(Required work): Repeat the material verbatim. Images are excluded from the copy.

(The input):

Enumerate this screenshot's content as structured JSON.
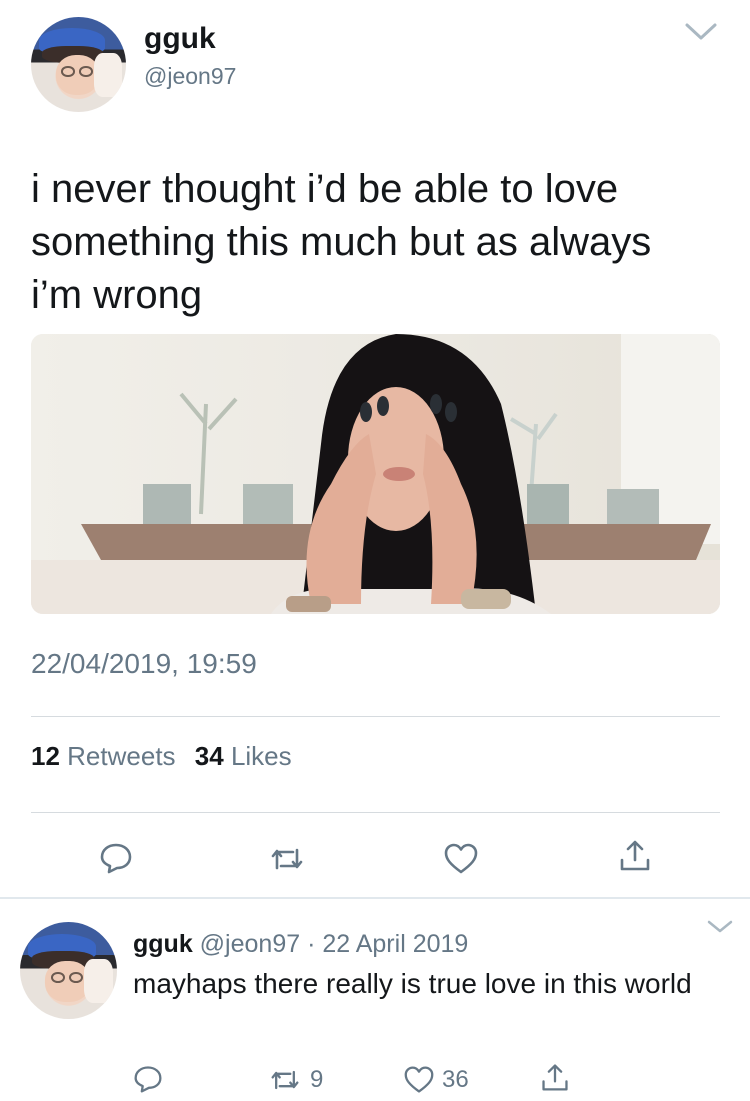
{
  "main_tweet": {
    "display_name": "gguk",
    "handle": "@jeon97",
    "text_lines": [
      "i never thought i’d be able to love",
      "something this much but as always",
      "i’m wrong"
    ],
    "timestamp": "22/04/2019, 19:59",
    "stats": {
      "retweets_count": "12",
      "retweets_label": "Retweets",
      "likes_count": "34",
      "likes_label": "Likes"
    },
    "icons": [
      "reply-icon",
      "retweet-icon",
      "like-icon",
      "share-icon"
    ]
  },
  "reply_tweet": {
    "display_name": "gguk",
    "handle": "@jeon97",
    "separator": "·",
    "date": "22 April 2019",
    "text": "mayhaps there really is true love in this world",
    "retweet_count": "9",
    "like_count": "36",
    "icons": [
      "reply-icon",
      "retweet-icon",
      "like-icon",
      "share-icon"
    ]
  },
  "colors": {
    "text_primary": "#14171a",
    "text_secondary": "#657786",
    "divider": "#d6dbdf",
    "icon": "#657786"
  }
}
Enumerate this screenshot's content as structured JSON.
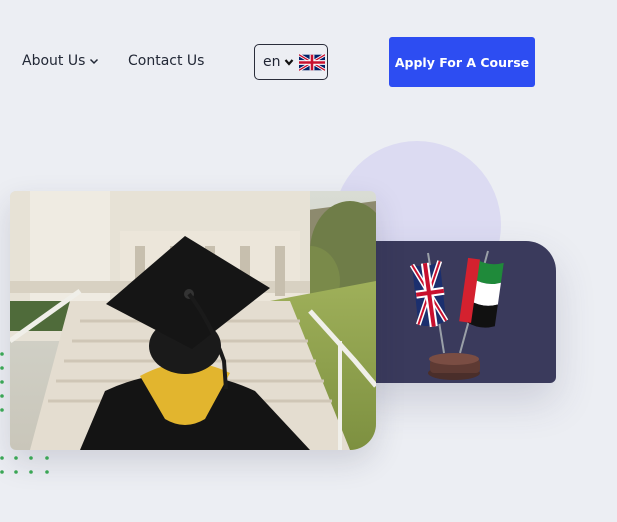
{
  "nav": {
    "about": "About Us",
    "contact": "Contact Us"
  },
  "language": {
    "selected": "en",
    "flag_icon": "uk-flag-icon"
  },
  "cta": {
    "label": "Apply For A Course"
  },
  "colors": {
    "background": "#eceef3",
    "accent": "#2d4df2",
    "flag_card": "#3a3a5c",
    "blob": "#dcdbf2",
    "dots": "#3aa655"
  }
}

(Solution to this task):
Enumerate this screenshot's content as structured JSON.
{
  "main_tweet": {
    "display_name": "gguk",
    "handle": "@jeon97",
    "text_lines": [
      "i never thought i’d be able to love",
      "something this much but as always",
      "i’m wrong"
    ],
    "timestamp": "22/04/2019, 19:59",
    "stats": {
      "retweets_count": "12",
      "retweets_label": "Retweets",
      "likes_count": "34",
      "likes_label": "Likes"
    },
    "icons": [
      "reply-icon",
      "retweet-icon",
      "like-icon",
      "share-icon"
    ]
  },
  "reply_tweet": {
    "display_name": "gguk",
    "handle": "@jeon97",
    "separator": "·",
    "date": "22 April 2019",
    "text": "mayhaps there really is true love in this world",
    "retweet_count": "9",
    "like_count": "36",
    "icons": [
      "reply-icon",
      "retweet-icon",
      "like-icon",
      "share-icon"
    ]
  },
  "colors": {
    "text_primary": "#14171a",
    "text_secondary": "#657786",
    "divider": "#d6dbdf",
    "icon": "#657786"
  }
}
Enumerate this screenshot's content as structured JSON.
{
  "nav": {
    "about": "About Us",
    "contact": "Contact Us"
  },
  "language": {
    "selected": "en",
    "flag_icon": "uk-flag-icon"
  },
  "cta": {
    "label": "Apply For A Course"
  },
  "colors": {
    "background": "#eceef3",
    "accent": "#2d4df2",
    "flag_card": "#3a3a5c",
    "blob": "#dcdbf2",
    "dots": "#3aa655"
  }
}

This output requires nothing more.